> [WHAT TO WORK ON]: Every line of the material is to be quoted verbatim, minus the pictures.

> [INPUT FOR THIS TASK]:

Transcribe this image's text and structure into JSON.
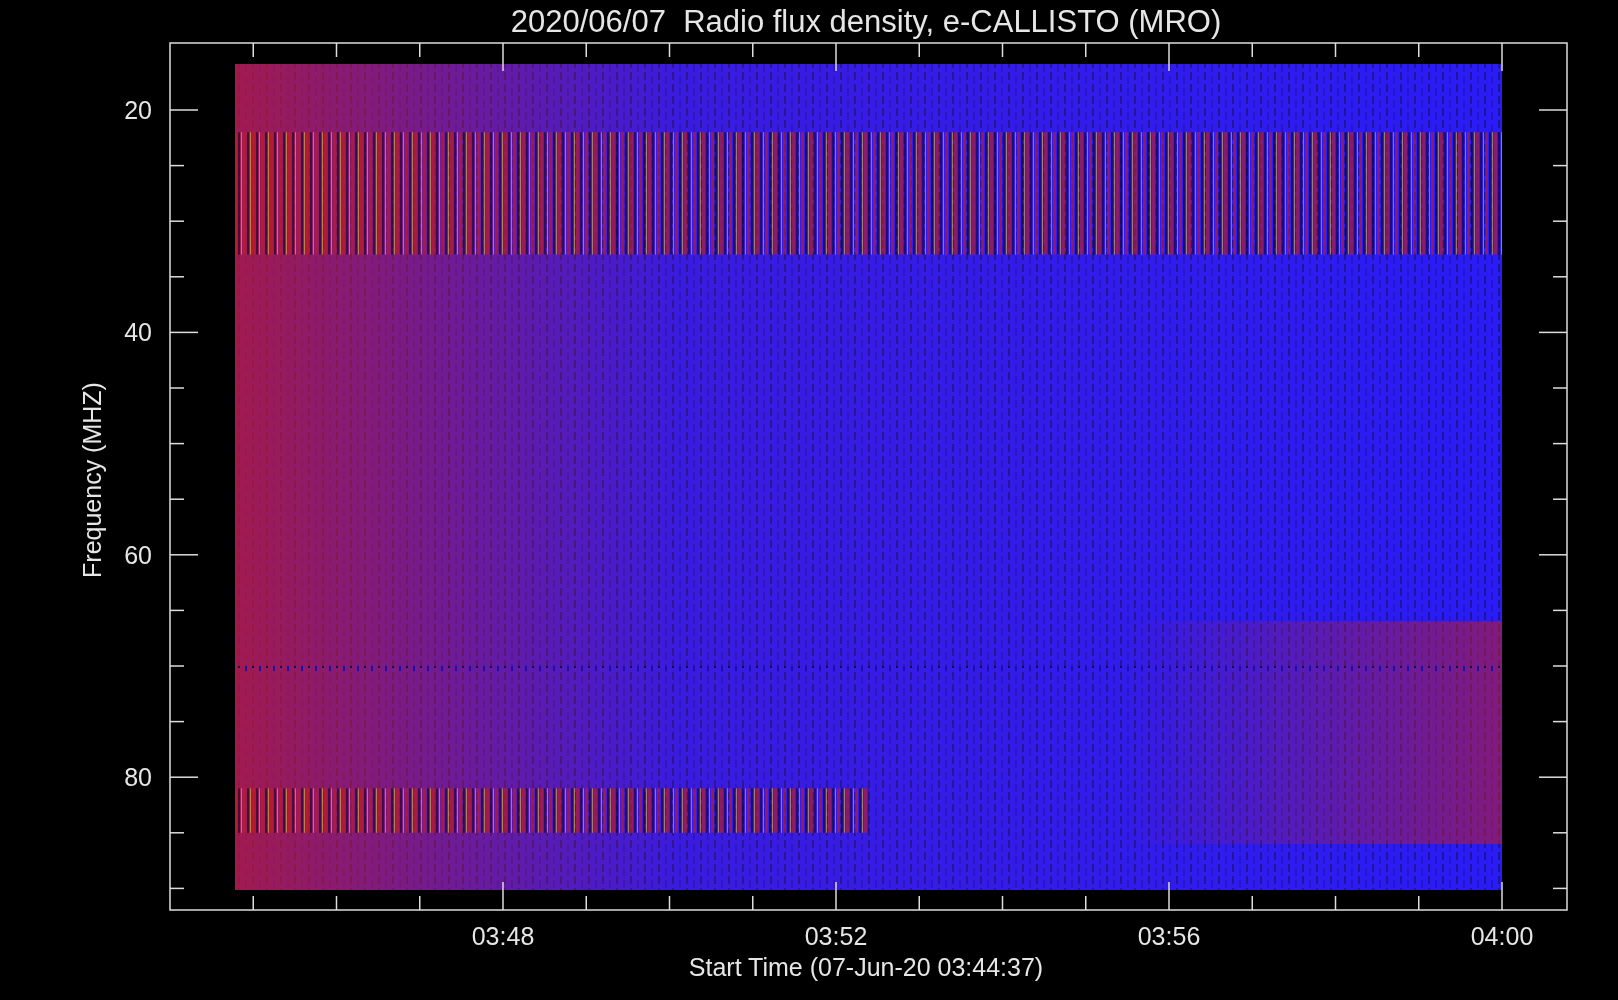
{
  "plot": {
    "title": "2020/06/07  Radio flux density, e-CALLISTO (MRO)",
    "ylabel": "Frequency (MHZ)",
    "xlabel": "Start Time (07-Jun-20 03:44:37)",
    "y_tick_labels": [
      "20",
      "40",
      "60",
      "80"
    ],
    "x_tick_labels": [
      "03:48",
      "03:52",
      "03:56",
      "04:00"
    ]
  }
}
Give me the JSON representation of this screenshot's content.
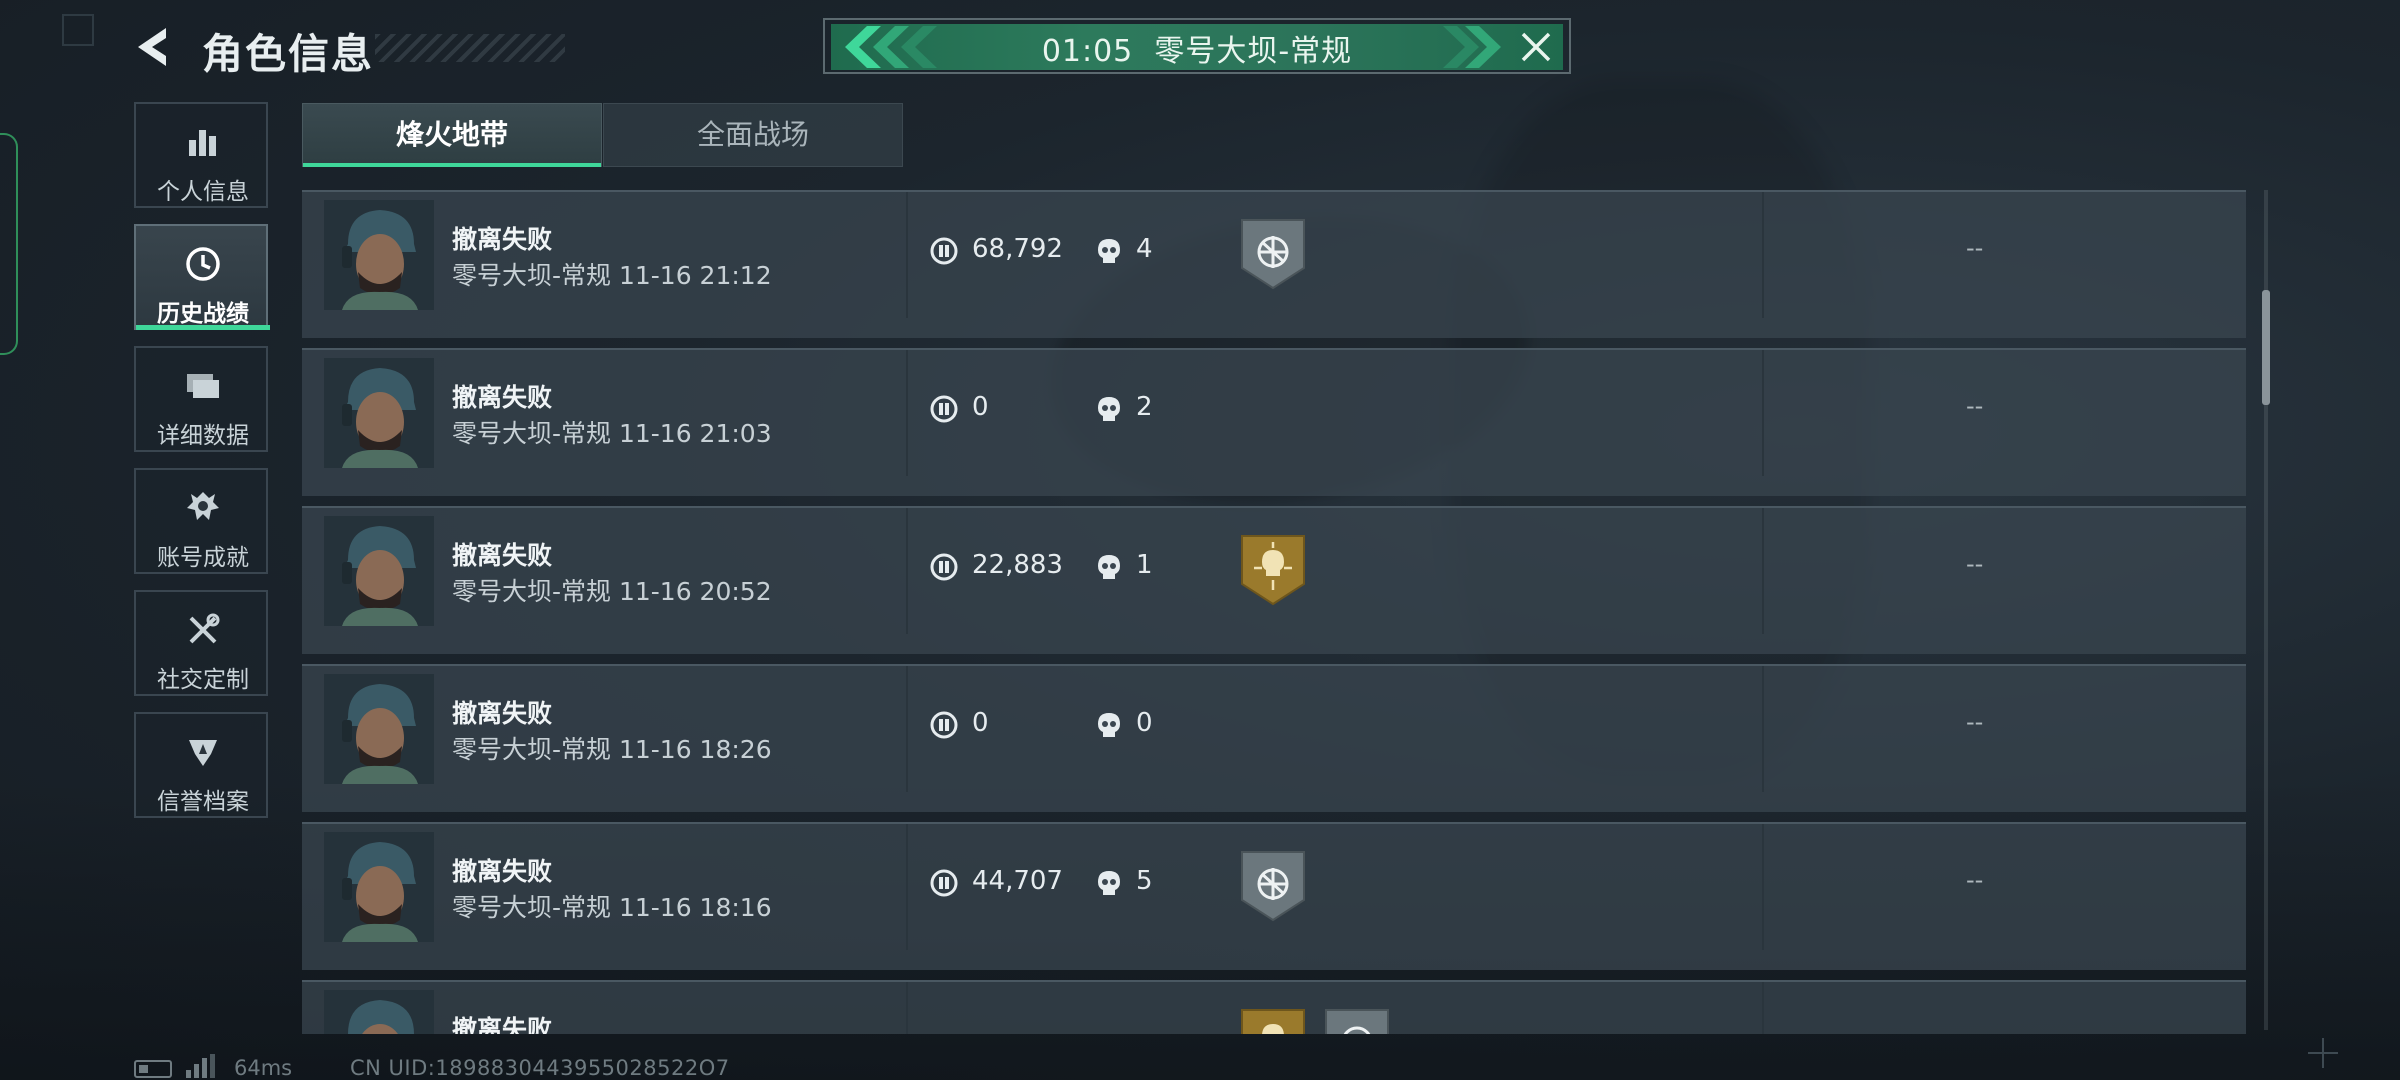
{
  "header": {
    "title": "角色信息",
    "match_banner": "01:05  零号大坝-常规"
  },
  "sidebar": {
    "items": [
      {
        "label": "个人信息",
        "icon": "bar-chart-icon",
        "active": false
      },
      {
        "label": "历史战绩",
        "icon": "clock-icon",
        "active": true
      },
      {
        "label": "详细数据",
        "icon": "folder-icon",
        "active": false
      },
      {
        "label": "账号成就",
        "icon": "achievement-icon",
        "active": false
      },
      {
        "label": "社交定制",
        "icon": "tools-icon",
        "active": false
      },
      {
        "label": "信誉档案",
        "icon": "shield-icon",
        "active": false
      }
    ]
  },
  "tabs": [
    {
      "label": "烽火地带",
      "active": true
    },
    {
      "label": "全面战场",
      "active": false
    }
  ],
  "matches": [
    {
      "status": "撤离失败",
      "detail": "零号大坝-常规 11-16 21:12",
      "coins": "68,792",
      "kills": "4",
      "badges": [
        "gray-crosshair-medal"
      ],
      "extra": "--"
    },
    {
      "status": "撤离失败",
      "detail": "零号大坝-常规 11-16 21:03",
      "coins": "0",
      "kills": "2",
      "badges": [],
      "extra": "--"
    },
    {
      "status": "撤离失败",
      "detail": "零号大坝-常规 11-16 20:52",
      "coins": "22,883",
      "kills": "1",
      "badges": [
        "gold-skull-medal"
      ],
      "extra": "--"
    },
    {
      "status": "撤离失败",
      "detail": "零号大坝-常规 11-16 18:26",
      "coins": "0",
      "kills": "0",
      "badges": [],
      "extra": "--"
    },
    {
      "status": "撤离失败",
      "detail": "零号大坝-常规 11-16 18:16",
      "coins": "44,707",
      "kills": "5",
      "badges": [
        "gray-crosshair-medal"
      ],
      "extra": "--"
    },
    {
      "status": "撤离失败",
      "detail": "",
      "coins": "",
      "kills": "",
      "badges": [
        "gold-skull-medal",
        "gray-crosshair-medal"
      ],
      "extra": ""
    }
  ],
  "footer": {
    "ping": "64ms",
    "uid": "CN UID:1898830443955028522O7"
  },
  "colors": {
    "accent": "#3fd79a",
    "banner": "#2d7a5c",
    "row_bg": "#3a4650",
    "gold_medal": "#9a7a2c",
    "gray_medal": "#6b777d"
  }
}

> [SOLUTION]:
Transcribe this image's text and structure into JSON.
{
  "plot": {
    "title": "2020/06/07  Radio flux density, e-CALLISTO (MRO)",
    "ylabel": "Frequency (MHZ)",
    "xlabel": "Start Time (07-Jun-20 03:44:37)",
    "y_tick_labels": [
      "20",
      "40",
      "60",
      "80"
    ],
    "x_tick_labels": [
      "03:48",
      "03:52",
      "03:56",
      "04:00"
    ]
  }
}
Give me the JSON representation of this screenshot's content.
{
  "header": {
    "title": "角色信息",
    "match_banner": "01:05  零号大坝-常规"
  },
  "sidebar": {
    "items": [
      {
        "label": "个人信息",
        "icon": "bar-chart-icon",
        "active": false
      },
      {
        "label": "历史战绩",
        "icon": "clock-icon",
        "active": true
      },
      {
        "label": "详细数据",
        "icon": "folder-icon",
        "active": false
      },
      {
        "label": "账号成就",
        "icon": "achievement-icon",
        "active": false
      },
      {
        "label": "社交定制",
        "icon": "tools-icon",
        "active": false
      },
      {
        "label": "信誉档案",
        "icon": "shield-icon",
        "active": false
      }
    ]
  },
  "tabs": [
    {
      "label": "烽火地带",
      "active": true
    },
    {
      "label": "全面战场",
      "active": false
    }
  ],
  "matches": [
    {
      "status": "撤离失败",
      "detail": "零号大坝-常规 11-16 21:12",
      "coins": "68,792",
      "kills": "4",
      "badges": [
        "gray-crosshair-medal"
      ],
      "extra": "--"
    },
    {
      "status": "撤离失败",
      "detail": "零号大坝-常规 11-16 21:03",
      "coins": "0",
      "kills": "2",
      "badges": [],
      "extra": "--"
    },
    {
      "status": "撤离失败",
      "detail": "零号大坝-常规 11-16 20:52",
      "coins": "22,883",
      "kills": "1",
      "badges": [
        "gold-skull-medal"
      ],
      "extra": "--"
    },
    {
      "status": "撤离失败",
      "detail": "零号大坝-常规 11-16 18:26",
      "coins": "0",
      "kills": "0",
      "badges": [],
      "extra": "--"
    },
    {
      "status": "撤离失败",
      "detail": "零号大坝-常规 11-16 18:16",
      "coins": "44,707",
      "kills": "5",
      "badges": [
        "gray-crosshair-medal"
      ],
      "extra": "--"
    },
    {
      "status": "撤离失败",
      "detail": "",
      "coins": "",
      "kills": "",
      "badges": [
        "gold-skull-medal",
        "gray-crosshair-medal"
      ],
      "extra": ""
    }
  ],
  "footer": {
    "ping": "64ms",
    "uid": "CN UID:1898830443955028522O7"
  },
  "colors": {
    "accent": "#3fd79a",
    "banner": "#2d7a5c",
    "row_bg": "#3a4650",
    "gold_medal": "#9a7a2c",
    "gray_medal": "#6b777d"
  }
}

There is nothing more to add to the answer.